The records that follow must be reproduced in full, exactly as written.

++++++

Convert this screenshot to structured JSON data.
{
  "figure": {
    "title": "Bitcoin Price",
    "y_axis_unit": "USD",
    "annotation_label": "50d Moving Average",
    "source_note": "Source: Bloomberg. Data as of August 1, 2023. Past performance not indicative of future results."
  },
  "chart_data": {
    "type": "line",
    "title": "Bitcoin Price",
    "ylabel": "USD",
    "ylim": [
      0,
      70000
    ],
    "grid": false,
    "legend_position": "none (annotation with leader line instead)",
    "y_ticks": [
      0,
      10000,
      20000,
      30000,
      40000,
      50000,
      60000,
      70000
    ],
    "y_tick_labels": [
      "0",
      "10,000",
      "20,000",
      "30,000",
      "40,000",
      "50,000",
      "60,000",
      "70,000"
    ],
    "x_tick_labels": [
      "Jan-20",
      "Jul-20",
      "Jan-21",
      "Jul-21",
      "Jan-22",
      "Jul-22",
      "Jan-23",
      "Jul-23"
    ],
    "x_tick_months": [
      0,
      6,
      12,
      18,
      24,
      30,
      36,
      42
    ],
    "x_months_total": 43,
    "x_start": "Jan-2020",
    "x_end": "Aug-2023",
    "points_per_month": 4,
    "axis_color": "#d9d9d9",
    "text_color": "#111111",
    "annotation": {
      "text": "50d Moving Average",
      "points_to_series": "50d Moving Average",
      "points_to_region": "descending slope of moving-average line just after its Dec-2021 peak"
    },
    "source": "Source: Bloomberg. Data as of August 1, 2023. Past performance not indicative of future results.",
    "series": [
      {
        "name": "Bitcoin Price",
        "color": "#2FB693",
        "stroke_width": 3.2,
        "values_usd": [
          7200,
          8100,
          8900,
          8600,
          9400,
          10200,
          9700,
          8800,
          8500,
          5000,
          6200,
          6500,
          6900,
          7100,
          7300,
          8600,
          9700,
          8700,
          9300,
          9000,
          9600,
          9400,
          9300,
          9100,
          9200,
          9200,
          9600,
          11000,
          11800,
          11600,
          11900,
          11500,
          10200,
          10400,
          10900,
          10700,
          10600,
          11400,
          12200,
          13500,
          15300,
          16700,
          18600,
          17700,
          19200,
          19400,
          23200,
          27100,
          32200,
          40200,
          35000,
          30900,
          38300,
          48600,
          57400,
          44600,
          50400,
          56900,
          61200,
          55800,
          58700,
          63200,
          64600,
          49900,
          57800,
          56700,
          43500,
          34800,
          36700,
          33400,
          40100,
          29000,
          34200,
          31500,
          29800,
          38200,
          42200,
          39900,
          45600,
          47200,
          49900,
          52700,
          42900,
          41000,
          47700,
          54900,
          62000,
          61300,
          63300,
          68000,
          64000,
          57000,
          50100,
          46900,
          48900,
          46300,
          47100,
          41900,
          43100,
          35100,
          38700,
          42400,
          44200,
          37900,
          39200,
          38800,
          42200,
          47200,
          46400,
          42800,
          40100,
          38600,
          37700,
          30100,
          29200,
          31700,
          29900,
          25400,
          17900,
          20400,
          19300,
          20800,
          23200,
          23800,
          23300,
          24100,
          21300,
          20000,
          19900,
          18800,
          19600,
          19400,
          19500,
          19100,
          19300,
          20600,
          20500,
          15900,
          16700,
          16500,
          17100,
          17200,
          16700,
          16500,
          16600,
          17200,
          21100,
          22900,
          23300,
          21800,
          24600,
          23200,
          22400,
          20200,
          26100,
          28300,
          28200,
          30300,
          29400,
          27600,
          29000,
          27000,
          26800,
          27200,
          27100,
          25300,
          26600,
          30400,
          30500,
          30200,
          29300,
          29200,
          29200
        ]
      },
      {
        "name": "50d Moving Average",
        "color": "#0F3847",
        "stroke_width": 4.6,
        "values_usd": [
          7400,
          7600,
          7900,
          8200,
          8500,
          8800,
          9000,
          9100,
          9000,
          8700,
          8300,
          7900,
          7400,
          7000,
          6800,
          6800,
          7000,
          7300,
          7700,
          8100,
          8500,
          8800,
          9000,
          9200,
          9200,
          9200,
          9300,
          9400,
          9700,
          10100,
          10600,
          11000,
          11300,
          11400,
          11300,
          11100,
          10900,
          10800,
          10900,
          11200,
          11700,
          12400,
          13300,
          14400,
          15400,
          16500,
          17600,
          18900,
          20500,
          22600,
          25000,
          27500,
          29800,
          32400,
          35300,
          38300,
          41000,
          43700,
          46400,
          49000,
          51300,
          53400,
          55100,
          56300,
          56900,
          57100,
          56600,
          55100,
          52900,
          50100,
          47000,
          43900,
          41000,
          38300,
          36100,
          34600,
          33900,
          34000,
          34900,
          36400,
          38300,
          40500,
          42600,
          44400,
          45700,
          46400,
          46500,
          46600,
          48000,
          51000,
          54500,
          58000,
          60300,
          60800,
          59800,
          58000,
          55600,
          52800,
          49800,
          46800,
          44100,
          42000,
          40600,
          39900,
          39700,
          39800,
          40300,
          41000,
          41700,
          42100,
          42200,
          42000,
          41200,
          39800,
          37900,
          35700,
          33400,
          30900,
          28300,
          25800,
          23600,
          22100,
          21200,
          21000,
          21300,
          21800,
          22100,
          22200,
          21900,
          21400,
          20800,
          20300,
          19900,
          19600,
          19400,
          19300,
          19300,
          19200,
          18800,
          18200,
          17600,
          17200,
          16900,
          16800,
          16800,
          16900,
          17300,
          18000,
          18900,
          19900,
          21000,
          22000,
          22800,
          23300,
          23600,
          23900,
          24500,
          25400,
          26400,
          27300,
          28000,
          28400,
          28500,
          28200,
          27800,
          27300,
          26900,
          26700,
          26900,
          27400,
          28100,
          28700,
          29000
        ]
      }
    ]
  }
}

++++++

» Final answer:
Convert this screenshot to structured JSON data.
{
  "figure": {
    "title": "Bitcoin Price",
    "y_axis_unit": "USD",
    "annotation_label": "50d Moving Average",
    "source_note": "Source: Bloomberg. Data as of August 1, 2023. Past performance not indicative of future results."
  },
  "chart_data": {
    "type": "line",
    "title": "Bitcoin Price",
    "ylabel": "USD",
    "ylim": [
      0,
      70000
    ],
    "grid": false,
    "legend_position": "none (annotation with leader line instead)",
    "y_ticks": [
      0,
      10000,
      20000,
      30000,
      40000,
      50000,
      60000,
      70000
    ],
    "y_tick_labels": [
      "0",
      "10,000",
      "20,000",
      "30,000",
      "40,000",
      "50,000",
      "60,000",
      "70,000"
    ],
    "x_tick_labels": [
      "Jan-20",
      "Jul-20",
      "Jan-21",
      "Jul-21",
      "Jan-22",
      "Jul-22",
      "Jan-23",
      "Jul-23"
    ],
    "x_tick_months": [
      0,
      6,
      12,
      18,
      24,
      30,
      36,
      42
    ],
    "x_months_total": 43,
    "x_start": "Jan-2020",
    "x_end": "Aug-2023",
    "points_per_month": 4,
    "axis_color": "#d9d9d9",
    "text_color": "#111111",
    "annotation": {
      "text": "50d Moving Average",
      "points_to_series": "50d Moving Average",
      "points_to_region": "descending slope of moving-average line just after its Dec-2021 peak"
    },
    "source": "Source: Bloomberg. Data as of August 1, 2023. Past performance not indicative of future results.",
    "series": [
      {
        "name": "Bitcoin Price",
        "color": "#2FB693",
        "stroke_width": 3.2,
        "values_usd": [
          7200,
          8100,
          8900,
          8600,
          9400,
          10200,
          9700,
          8800,
          8500,
          5000,
          6200,
          6500,
          6900,
          7100,
          7300,
          8600,
          9700,
          8700,
          9300,
          9000,
          9600,
          9400,
          9300,
          9100,
          9200,
          9200,
          9600,
          11000,
          11800,
          11600,
          11900,
          11500,
          10200,
          10400,
          10900,
          10700,
          10600,
          11400,
          12200,
          13500,
          15300,
          16700,
          18600,
          17700,
          19200,
          19400,
          23200,
          27100,
          32200,
          40200,
          35000,
          30900,
          38300,
          48600,
          57400,
          44600,
          50400,
          56900,
          61200,
          55800,
          58700,
          63200,
          64600,
          49900,
          57800,
          56700,
          43500,
          34800,
          36700,
          33400,
          40100,
          29000,
          34200,
          31500,
          29800,
          38200,
          42200,
          39900,
          45600,
          47200,
          49900,
          52700,
          42900,
          41000,
          47700,
          54900,
          62000,
          61300,
          63300,
          68000,
          64000,
          57000,
          50100,
          46900,
          48900,
          46300,
          47100,
          41900,
          43100,
          35100,
          38700,
          42400,
          44200,
          37900,
          39200,
          38800,
          42200,
          47200,
          46400,
          42800,
          40100,
          38600,
          37700,
          30100,
          29200,
          31700,
          29900,
          25400,
          17900,
          20400,
          19300,
          20800,
          23200,
          23800,
          23300,
          24100,
          21300,
          20000,
          19900,
          18800,
          19600,
          19400,
          19500,
          19100,
          19300,
          20600,
          20500,
          15900,
          16700,
          16500,
          17100,
          17200,
          16700,
          16500,
          16600,
          17200,
          21100,
          22900,
          23300,
          21800,
          24600,
          23200,
          22400,
          20200,
          26100,
          28300,
          28200,
          30300,
          29400,
          27600,
          29000,
          27000,
          26800,
          27200,
          27100,
          25300,
          26600,
          30400,
          30500,
          30200,
          29300,
          29200,
          29200
        ]
      },
      {
        "name": "50d Moving Average",
        "color": "#0F3847",
        "stroke_width": 4.6,
        "values_usd": [
          7400,
          7600,
          7900,
          8200,
          8500,
          8800,
          9000,
          9100,
          9000,
          8700,
          8300,
          7900,
          7400,
          7000,
          6800,
          6800,
          7000,
          7300,
          7700,
          8100,
          8500,
          8800,
          9000,
          9200,
          9200,
          9200,
          9300,
          9400,
          9700,
          10100,
          10600,
          11000,
          11300,
          11400,
          11300,
          11100,
          10900,
          10800,
          10900,
          11200,
          11700,
          12400,
          13300,
          14400,
          15400,
          16500,
          17600,
          18900,
          20500,
          22600,
          25000,
          27500,
          29800,
          32400,
          35300,
          38300,
          41000,
          43700,
          46400,
          49000,
          51300,
          53400,
          55100,
          56300,
          56900,
          57100,
          56600,
          55100,
          52900,
          50100,
          47000,
          43900,
          41000,
          38300,
          36100,
          34600,
          33900,
          34000,
          34900,
          36400,
          38300,
          40500,
          42600,
          44400,
          45700,
          46400,
          46500,
          46600,
          48000,
          51000,
          54500,
          58000,
          60300,
          60800,
          59800,
          58000,
          55600,
          52800,
          49800,
          46800,
          44100,
          42000,
          40600,
          39900,
          39700,
          39800,
          40300,
          41000,
          41700,
          42100,
          42200,
          42000,
          41200,
          39800,
          37900,
          35700,
          33400,
          30900,
          28300,
          25800,
          23600,
          22100,
          21200,
          21000,
          21300,
          21800,
          22100,
          22200,
          21900,
          21400,
          20800,
          20300,
          19900,
          19600,
          19400,
          19300,
          19300,
          19200,
          18800,
          18200,
          17600,
          17200,
          16900,
          16800,
          16800,
          16900,
          17300,
          18000,
          18900,
          19900,
          21000,
          22000,
          22800,
          23300,
          23600,
          23900,
          24500,
          25400,
          26400,
          27300,
          28000,
          28400,
          28500,
          28200,
          27800,
          27300,
          26900,
          26700,
          26900,
          27400,
          28100,
          28700,
          29000
        ]
      }
    ]
  }
}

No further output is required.